AIM -
Exactly as written, retype the listing below, omitting the pictures.

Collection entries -
[start]

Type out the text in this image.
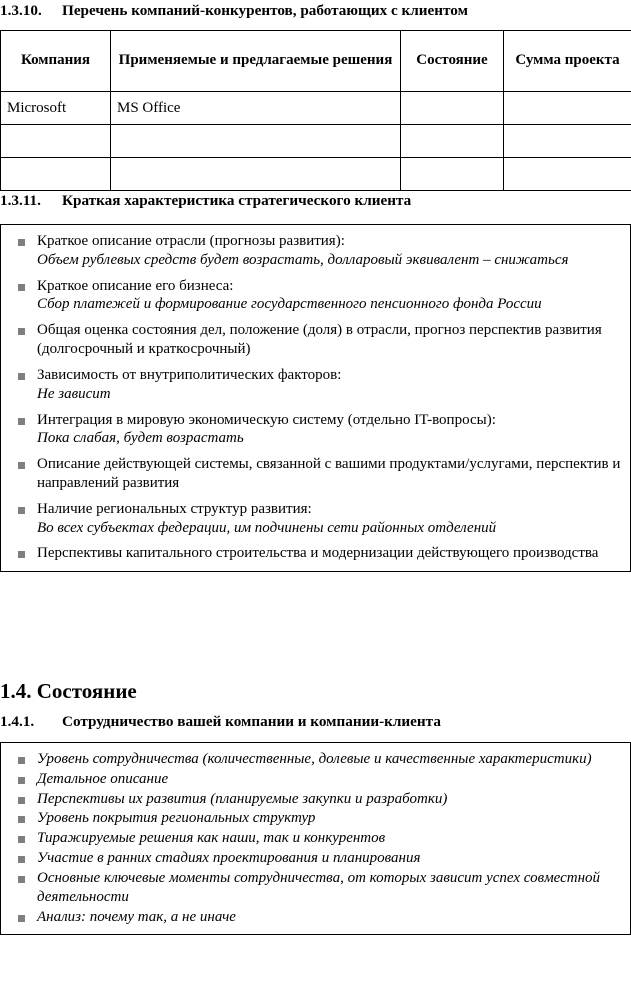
1.3.10.	Перечень компаний-конкурентов, работающих с клиентом
Компания	Применяемые и предлагаемые решения	Состояние	Сумма проекта
Microsoft	MS Office		

1.3.11.	Краткая характеристика стратегического клиента
Краткое описание отрасли (прогнозы развития):
Объем рублевых средств будет возрастать, долларовый эквивалент – снижаться
Краткое описание его бизнеса:
Сбор платежей и формирование государственного пенсионного фонда России
Общая оценка состояния дел, положение (доля) в отрасли, прогноз перспектив развития (долгосрочный и краткосрочный)
Зависимость от внутриполитических факторов:
Не зависит
Интеграция в мировую экономическую систему (отдельно IT-вопросы):
Пока слабая, будет возрастать
Описание действующей системы, связанной с вашими продуктами/услугами, перспектив и направлений развития
Наличие региональных структур развития:
Во всех субъектах федерации, им подчинены сети районных отделений
Перспективы капитального строительства и модернизации действующего производства
1.4. Состояние
1.4.1.	Сотрудничество вашей компании и компании-клиента
Уровень сотрудничества (количественные, долевые и качественные характеристики)
Детальное описание
Перспективы их развития (планируемые закупки и разработки)
Уровень покрытия региональных структур
Тиражируемые решения как наши, так и конкурентов
Участие в ранних стадиях проектирования и планирования
Основные ключевые моменты сотрудничества, от которых зависит успех совместной деятельности
Анализ: почему так, а не иначе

[end]

THE SOLUTION -
Type out the text in this image.
1.3.10.	Перечень компаний-конкурентов, работающих с клиентом
Компания	Применяемые и предлагаемые решения	Состояние	Сумма проекта
Microsoft	MS Office		

1.3.11.	Краткая характеристика стратегического клиента
Краткое описание отрасли (прогнозы развития):
Объем рублевых средств будет возрастать, долларовый эквивалент – снижаться
Краткое описание его бизнеса:
Сбор платежей и формирование государственного пенсионного фонда России
Общая оценка состояния дел, положение (доля) в отрасли, прогноз перспектив развития (долгосрочный и краткосрочный)
Зависимость от внутриполитических факторов:
Не зависит
Интеграция в мировую экономическую систему (отдельно IT-вопросы):
Пока слабая, будет возрастать
Описание действующей системы, связанной с вашими продуктами/услугами, перспектив и направлений развития
Наличие региональных структур развития:
Во всех субъектах федерации, им подчинены сети районных отделений
Перспективы капитального строительства и модернизации действующего производства
1.4. Состояние
1.4.1.	Сотрудничество вашей компании и компании-клиента
Уровень сотрудничества (количественные, долевые и качественные характеристики)
Детальное описание
Перспективы их развития (планируемые закупки и разработки)
Уровень покрытия региональных структур
Тиражируемые решения как наши, так и конкурентов
Участие в ранних стадиях проектирования и планирования
Основные ключевые моменты сотрудничества, от которых зависит успех совместной деятельности
Анализ: почему так, а не иначе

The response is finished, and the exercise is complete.